======== Records for this task

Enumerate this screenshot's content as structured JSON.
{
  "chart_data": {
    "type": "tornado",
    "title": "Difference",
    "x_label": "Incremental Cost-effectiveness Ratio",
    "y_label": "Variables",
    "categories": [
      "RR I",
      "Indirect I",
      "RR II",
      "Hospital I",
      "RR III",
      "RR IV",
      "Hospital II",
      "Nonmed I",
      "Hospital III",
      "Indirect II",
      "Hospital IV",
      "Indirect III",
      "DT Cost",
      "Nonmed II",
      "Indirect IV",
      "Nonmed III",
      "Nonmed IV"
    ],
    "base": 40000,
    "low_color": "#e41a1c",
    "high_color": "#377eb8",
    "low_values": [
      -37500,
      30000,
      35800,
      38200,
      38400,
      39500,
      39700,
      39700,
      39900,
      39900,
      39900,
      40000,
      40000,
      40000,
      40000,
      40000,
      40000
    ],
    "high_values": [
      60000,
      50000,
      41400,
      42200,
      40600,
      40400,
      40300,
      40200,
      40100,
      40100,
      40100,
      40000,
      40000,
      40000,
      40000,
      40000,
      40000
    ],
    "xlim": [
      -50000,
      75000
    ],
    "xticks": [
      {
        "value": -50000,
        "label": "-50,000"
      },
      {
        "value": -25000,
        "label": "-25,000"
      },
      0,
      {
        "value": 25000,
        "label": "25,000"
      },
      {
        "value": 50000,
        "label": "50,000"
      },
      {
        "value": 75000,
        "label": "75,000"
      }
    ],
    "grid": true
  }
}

================

(Set task): Repeat the data above, word for word.

(Answer to this exercise):
Enumerate this screenshot's content as structured JSON.
{
  "chart_data": {
    "type": "tornado",
    "title": "Difference",
    "x_label": "Incremental Cost-effectiveness Ratio",
    "y_label": "Variables",
    "categories": [
      "RR I",
      "Indirect I",
      "RR II",
      "Hospital I",
      "RR III",
      "RR IV",
      "Hospital II",
      "Nonmed I",
      "Hospital III",
      "Indirect II",
      "Hospital IV",
      "Indirect III",
      "DT Cost",
      "Nonmed II",
      "Indirect IV",
      "Nonmed III",
      "Nonmed IV"
    ],
    "base": 40000,
    "low_color": "#e41a1c",
    "high_color": "#377eb8",
    "low_values": [
      -37500,
      30000,
      35800,
      38200,
      38400,
      39500,
      39700,
      39700,
      39900,
      39900,
      39900,
      40000,
      40000,
      40000,
      40000,
      40000,
      40000
    ],
    "high_values": [
      60000,
      50000,
      41400,
      42200,
      40600,
      40400,
      40300,
      40200,
      40100,
      40100,
      40100,
      40000,
      40000,
      40000,
      40000,
      40000,
      40000
    ],
    "xlim": [
      -50000,
      75000
    ],
    "xticks": [
      {
        "value": -50000,
        "label": "-50,000"
      },
      {
        "value": -25000,
        "label": "-25,000"
      },
      0,
      {
        "value": 25000,
        "label": "25,000"
      },
      {
        "value": 50000,
        "label": "50,000"
      },
      {
        "value": 75000,
        "label": "75,000"
      }
    ],
    "grid": true
  }
}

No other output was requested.